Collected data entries

________________

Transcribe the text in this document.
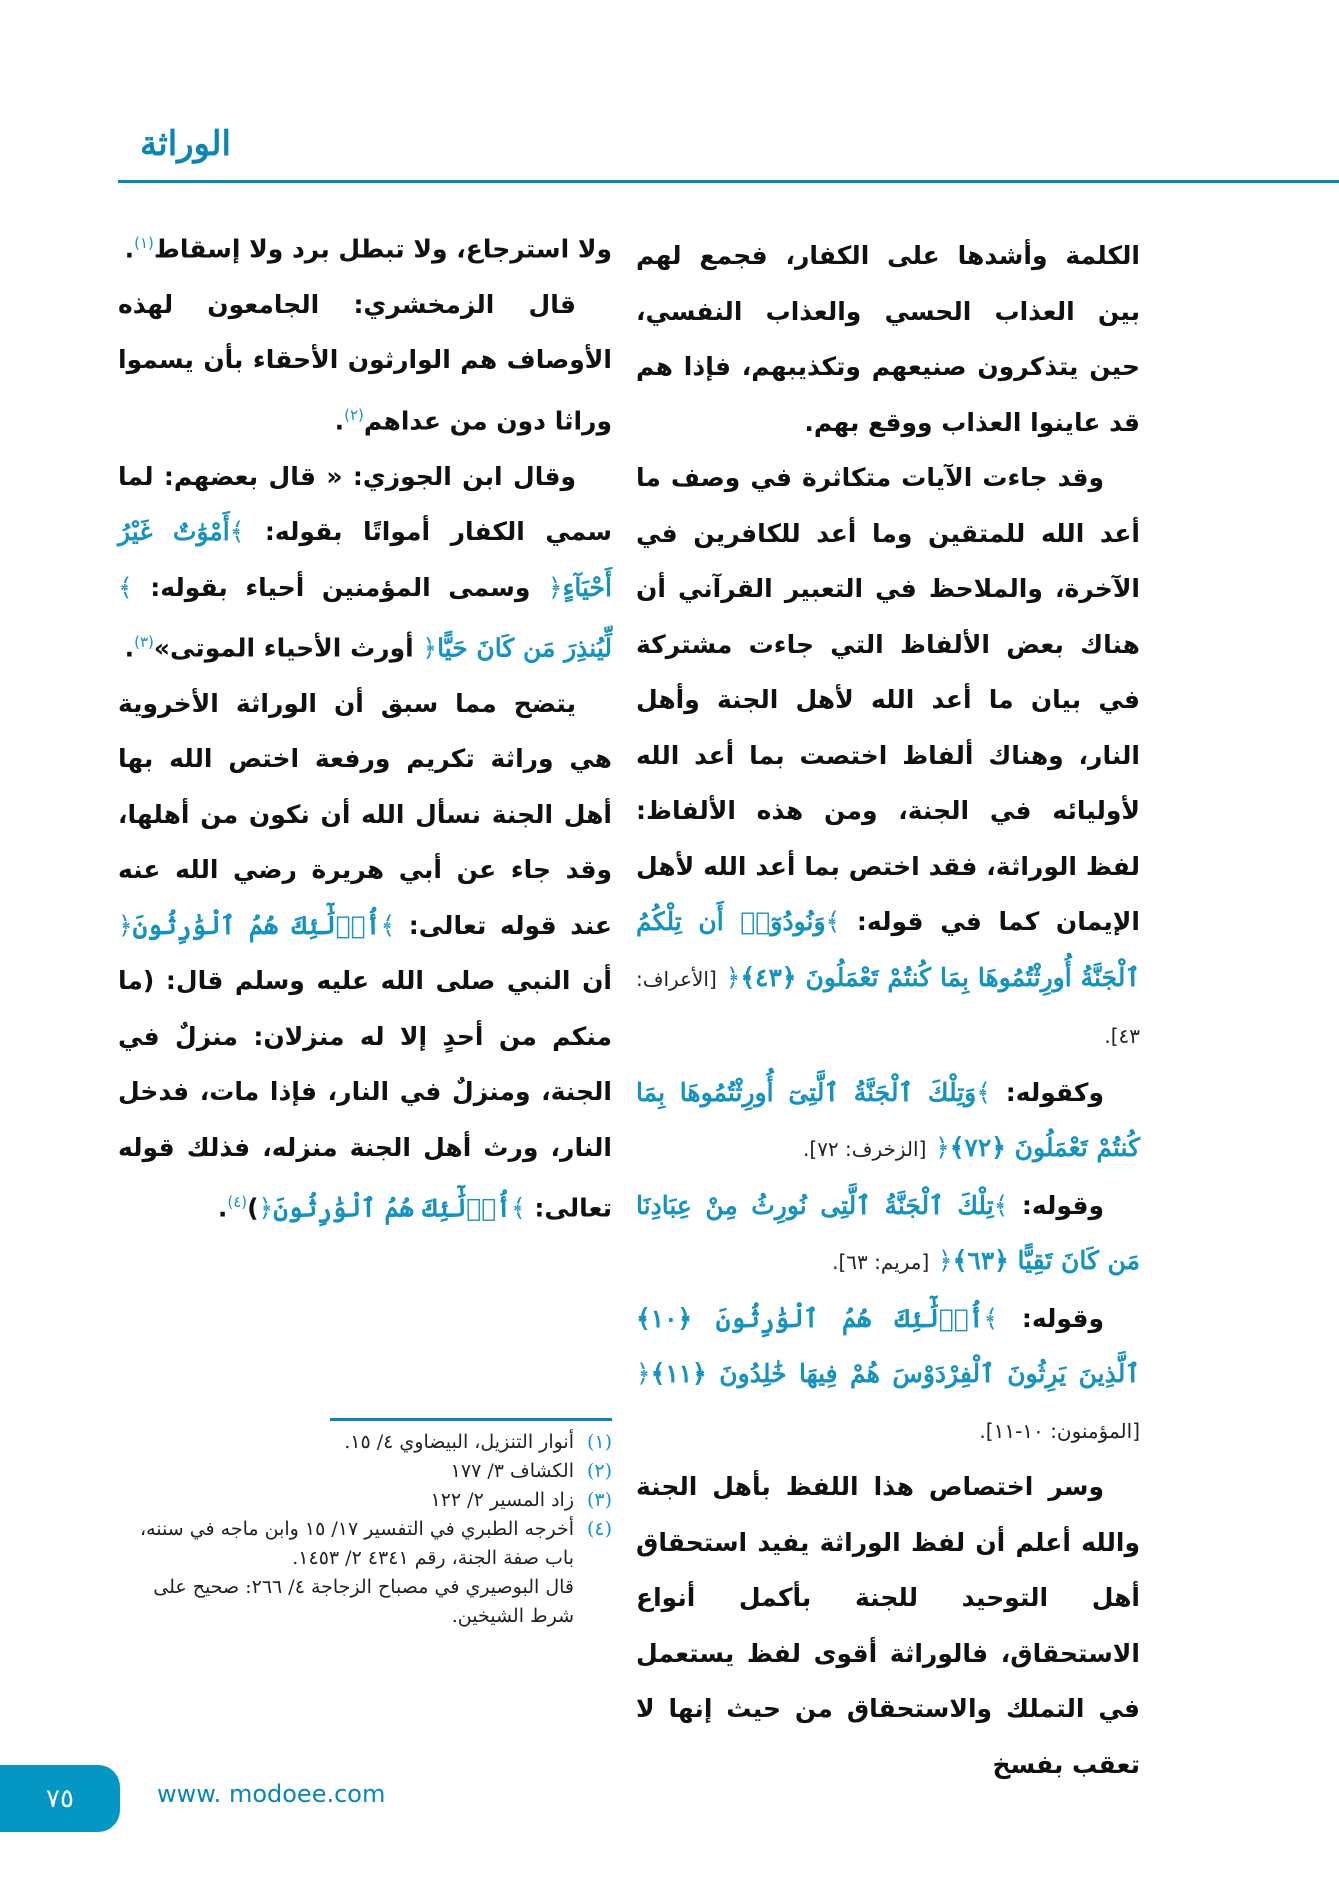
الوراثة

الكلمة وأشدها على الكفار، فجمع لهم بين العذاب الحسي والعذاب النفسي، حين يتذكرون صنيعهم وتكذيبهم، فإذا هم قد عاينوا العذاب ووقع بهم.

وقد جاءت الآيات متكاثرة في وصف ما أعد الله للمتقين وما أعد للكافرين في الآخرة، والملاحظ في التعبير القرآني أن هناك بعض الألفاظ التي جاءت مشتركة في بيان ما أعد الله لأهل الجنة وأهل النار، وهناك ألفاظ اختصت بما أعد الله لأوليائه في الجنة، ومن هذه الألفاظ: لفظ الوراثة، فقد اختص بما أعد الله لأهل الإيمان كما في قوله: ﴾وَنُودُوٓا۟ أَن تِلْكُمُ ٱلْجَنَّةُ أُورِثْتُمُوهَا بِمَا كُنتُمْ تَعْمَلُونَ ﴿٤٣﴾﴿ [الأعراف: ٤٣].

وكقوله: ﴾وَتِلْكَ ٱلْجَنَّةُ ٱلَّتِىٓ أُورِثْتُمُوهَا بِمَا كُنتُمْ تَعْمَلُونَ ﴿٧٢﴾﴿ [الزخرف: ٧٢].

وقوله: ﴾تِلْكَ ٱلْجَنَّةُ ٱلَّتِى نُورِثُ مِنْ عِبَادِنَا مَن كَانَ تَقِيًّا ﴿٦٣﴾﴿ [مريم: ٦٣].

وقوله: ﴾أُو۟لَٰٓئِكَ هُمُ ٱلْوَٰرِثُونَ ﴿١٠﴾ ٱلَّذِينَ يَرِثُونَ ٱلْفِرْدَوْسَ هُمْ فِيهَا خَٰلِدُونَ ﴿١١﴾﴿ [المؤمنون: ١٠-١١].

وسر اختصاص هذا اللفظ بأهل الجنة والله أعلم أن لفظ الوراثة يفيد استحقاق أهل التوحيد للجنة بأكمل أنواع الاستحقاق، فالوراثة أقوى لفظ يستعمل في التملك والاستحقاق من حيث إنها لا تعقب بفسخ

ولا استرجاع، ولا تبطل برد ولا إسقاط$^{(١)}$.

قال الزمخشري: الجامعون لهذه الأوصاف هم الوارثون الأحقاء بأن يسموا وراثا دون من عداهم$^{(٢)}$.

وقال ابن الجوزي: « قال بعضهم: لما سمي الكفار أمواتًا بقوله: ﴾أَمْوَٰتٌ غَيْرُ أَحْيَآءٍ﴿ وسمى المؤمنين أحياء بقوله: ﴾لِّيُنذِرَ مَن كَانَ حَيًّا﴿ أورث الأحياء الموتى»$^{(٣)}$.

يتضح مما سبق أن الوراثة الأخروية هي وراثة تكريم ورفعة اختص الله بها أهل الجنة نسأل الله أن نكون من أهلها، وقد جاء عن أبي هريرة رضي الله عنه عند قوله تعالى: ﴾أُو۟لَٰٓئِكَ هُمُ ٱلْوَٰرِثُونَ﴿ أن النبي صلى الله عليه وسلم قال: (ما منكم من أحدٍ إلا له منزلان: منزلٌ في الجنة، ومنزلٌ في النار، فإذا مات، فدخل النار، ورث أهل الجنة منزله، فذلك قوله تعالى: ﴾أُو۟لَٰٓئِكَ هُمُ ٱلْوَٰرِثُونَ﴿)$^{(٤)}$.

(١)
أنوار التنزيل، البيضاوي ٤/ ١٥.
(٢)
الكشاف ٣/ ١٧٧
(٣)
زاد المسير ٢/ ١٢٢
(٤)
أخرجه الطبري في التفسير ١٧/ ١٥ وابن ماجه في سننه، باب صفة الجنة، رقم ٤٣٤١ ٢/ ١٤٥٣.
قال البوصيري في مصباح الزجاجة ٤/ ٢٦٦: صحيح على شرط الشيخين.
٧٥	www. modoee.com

________________

_Task prompt_: Return every line containing "الجنة".

_Finished answer_:
وقد جاءت الآيات متكاثرة في وصف ما أعد الله للمتقين وما أعد للكافرين في الآخرة، والملاحظ في التعبير القرآني أن هناك بعض الألفاظ التي جاءت مشتركة في بيان ما أعد الله لأهل الجنة وأهل النار، وهناك ألفاظ اختصت بما أعد الله لأوليائه في الجنة، ومن هذه الألفاظ: لفظ الوراثة، فقد اختص بما أعد الله لأهل الإيمان كما في قوله: ﴾وَنُودُوٓا۟ أَن تِلْكُمُ ٱلْجَنَّةُ أُورِثْتُمُوهَا بِمَا كُنتُمْ تَعْمَلُونَ ﴿٤٣﴾﴿ [الأعراف: ٤٣].
وسر اختصاص هذا اللفظ بأهل الجنة والله أعلم أن لفظ الوراثة يفيد استحقاق أهل التوحيد للجنة بأكمل أنواع الاستحقاق، فالوراثة أقوى لفظ يستعمل في التملك والاستحقاق من حيث إنها لا تعقب بفسخ
يتضح مما سبق أن الوراثة الأخروية هي وراثة تكريم ورفعة اختص الله بها أهل الجنة نسأل الله أن نكون من أهلها، وقد جاء عن أبي هريرة رضي الله عنه عند قوله تعالى: ﴾أُو۟لَٰٓئِكَ هُمُ ٱلْوَٰرِثُونَ﴿ أن النبي صلى الله عليه وسلم قال: (ما منكم من أحدٍ إلا له منزلان: منزلٌ في الجنة، ومنزلٌ في النار، فإذا مات، فدخل النار، ورث أهل الجنة منزله، فذلك قوله تعالى: ﴾أُو۟لَٰٓئِكَ هُمُ ٱلْوَٰرِثُونَ﴿)$^{(٤)}$.
أخرجه الطبري في التفسير ١٧/ ١٥ وابن ماجه في سننه، باب صفة الجنة، رقم ٤٣٤١ ٢/ ١٤٥٣.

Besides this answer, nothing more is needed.